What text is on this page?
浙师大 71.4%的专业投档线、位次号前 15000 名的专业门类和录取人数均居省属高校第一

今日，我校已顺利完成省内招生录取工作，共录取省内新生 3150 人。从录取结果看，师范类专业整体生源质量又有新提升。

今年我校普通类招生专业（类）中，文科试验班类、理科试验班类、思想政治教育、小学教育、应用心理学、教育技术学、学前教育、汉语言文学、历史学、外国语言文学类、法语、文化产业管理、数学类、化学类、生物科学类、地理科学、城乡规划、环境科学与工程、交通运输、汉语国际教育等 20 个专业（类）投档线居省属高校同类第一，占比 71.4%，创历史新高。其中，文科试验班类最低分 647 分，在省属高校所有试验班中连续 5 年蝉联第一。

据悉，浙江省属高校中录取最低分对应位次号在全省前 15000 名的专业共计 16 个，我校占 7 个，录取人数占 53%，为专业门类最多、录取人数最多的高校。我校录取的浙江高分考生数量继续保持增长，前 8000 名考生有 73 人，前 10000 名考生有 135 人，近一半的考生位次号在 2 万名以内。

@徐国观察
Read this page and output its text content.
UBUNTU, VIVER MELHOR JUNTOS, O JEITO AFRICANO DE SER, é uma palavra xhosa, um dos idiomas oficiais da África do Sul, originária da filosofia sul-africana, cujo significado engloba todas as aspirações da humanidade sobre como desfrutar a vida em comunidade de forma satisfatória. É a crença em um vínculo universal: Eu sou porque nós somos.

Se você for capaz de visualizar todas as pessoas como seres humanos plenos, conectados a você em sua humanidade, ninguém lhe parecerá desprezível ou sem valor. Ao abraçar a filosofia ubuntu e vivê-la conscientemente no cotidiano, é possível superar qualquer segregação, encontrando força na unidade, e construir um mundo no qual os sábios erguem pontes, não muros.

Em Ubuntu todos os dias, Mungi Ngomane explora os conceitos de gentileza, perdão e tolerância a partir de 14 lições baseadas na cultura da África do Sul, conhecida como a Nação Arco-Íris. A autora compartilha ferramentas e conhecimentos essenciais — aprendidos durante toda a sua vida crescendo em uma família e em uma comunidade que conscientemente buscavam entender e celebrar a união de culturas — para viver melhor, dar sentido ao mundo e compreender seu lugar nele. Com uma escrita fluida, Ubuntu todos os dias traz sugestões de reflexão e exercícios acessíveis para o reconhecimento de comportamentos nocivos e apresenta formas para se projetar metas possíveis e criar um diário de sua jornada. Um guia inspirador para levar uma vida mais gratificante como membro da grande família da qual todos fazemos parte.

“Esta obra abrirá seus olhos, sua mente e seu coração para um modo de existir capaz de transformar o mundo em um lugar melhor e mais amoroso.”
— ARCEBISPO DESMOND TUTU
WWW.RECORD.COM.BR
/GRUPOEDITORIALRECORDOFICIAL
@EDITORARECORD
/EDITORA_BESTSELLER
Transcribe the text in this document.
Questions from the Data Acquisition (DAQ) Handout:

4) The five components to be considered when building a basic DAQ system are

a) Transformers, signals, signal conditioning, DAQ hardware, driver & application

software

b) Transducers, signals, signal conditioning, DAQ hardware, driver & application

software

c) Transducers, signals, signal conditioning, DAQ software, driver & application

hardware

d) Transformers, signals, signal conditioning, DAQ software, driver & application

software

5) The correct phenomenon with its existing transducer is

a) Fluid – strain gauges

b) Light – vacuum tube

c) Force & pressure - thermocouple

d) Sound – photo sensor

━━━━━━━━

TO BE DONE = Exactly reproduce every line of the data above.

EXPECTED ANSWER =
What text is on this page?
浙师大 71.4%的专业投档线、位次号前 15000 名的专业门类和录取人数均居省属高校第一

今日，我校已顺利完成省内招生录取工作，共录取省内新生 3150 人。从录取结果看，师范类专业整体生源质量又有新提升。

今年我校普通类招生专业（类）中，文科试验班类、理科试验班类、思想政治教育、小学教育、应用心理学、教育技术学、学前教育、汉语言文学、历史学、外国语言文学类、法语、文化产业管理、数学类、化学类、生物科学类、地理科学、城乡规划、环境科学与工程、交通运输、汉语国际教育等 20 个专业（类）投档线居省属高校同类第一，占比 71.4%，创历史新高。其中，文科试验班类最低分 647 分，在省属高校所有试验班中连续 5 年蝉联第一。

据悉，浙江省属高校中录取最低分对应位次号在全省前 15000 名的专业共计 16 个，我校占 7 个，录取人数占 53%，为专业门类最多、录取人数最多的高校。我校录取的浙江高分考生数量继续保持增长，前 8000 名考生有 73 人，前 10000 名考生有 135 人，近一半的考生位次号在 2 万名以内。

@徐国观察
Read this page and output its text content.
UBUNTU, VIVER MELHOR JUNTOS, O JEITO AFRICANO DE SER, é uma palavra xhosa, um dos idiomas oficiais da África do Sul, originária da filosofia sul-africana, cujo significado engloba todas as aspirações da humanidade sobre como desfrutar a vida em comunidade de forma satisfatória. É a crença em um vínculo universal: Eu sou porque nós somos.

Se você for capaz de visualizar todas as pessoas como seres humanos plenos, conectados a você em sua humanidade, ninguém lhe parecerá desprezível ou sem valor. Ao abraçar a filosofia ubuntu e vivê-la conscientemente no cotidiano, é possível superar qualquer segregação, encontrando força na unidade, e construir um mundo no qual os sábios erguem pontes, não muros.

Em Ubuntu todos os dias, Mungi Ngomane explora os conceitos de gentileza, perdão e tolerância a partir de 14 lições baseadas na cultura da África do Sul, conhecida como a Nação Arco-Íris. A autora compartilha ferramentas e conhecimentos essenciais — aprendidos durante toda a sua vida crescendo em uma família e em uma comunidade que conscientemente buscavam entender e celebrar a união de culturas — para viver melhor, dar sentido ao mundo e compreender seu lugar nele. Com uma escrita fluida, Ubuntu todos os dias traz sugestões de reflexão e exercícios acessíveis para o reconhecimento de comportamentos nocivos e apresenta formas para se projetar metas possíveis e criar um diário de sua jornada. Um guia inspirador para levar uma vida mais gratificante como membro da grande família da qual todos fazemos parte.

“Esta obra abrirá seus olhos, sua mente e seu coração para um modo de existir capaz de transformar o mundo em um lugar melhor e mais amoroso.”
— ARCEBISPO DESMOND TUTU
WWW.RECORD.COM.BR
/GRUPOEDITORIALRECORDOFICIAL
@EDITORARECORD
/EDITORA_BESTSELLER
Transcribe the text in this document.
Questions from the Data Acquisition (DAQ) Handout:

4) The five components to be considered when building a basic DAQ system are

a) Transformers, signals, signal conditioning, DAQ hardware, driver & application

software

b) Transducers, signals, signal conditioning, DAQ hardware, driver & application

software

c) Transducers, signals, signal conditioning, DAQ software, driver & application

hardware

d) Transformers, signals, signal conditioning, DAQ software, driver & application

software

5) The correct phenomenon with its existing transducer is

a) Fluid – strain gauges

b) Light – vacuum tube

c) Force & pressure - thermocouple

d) Sound – photo sensor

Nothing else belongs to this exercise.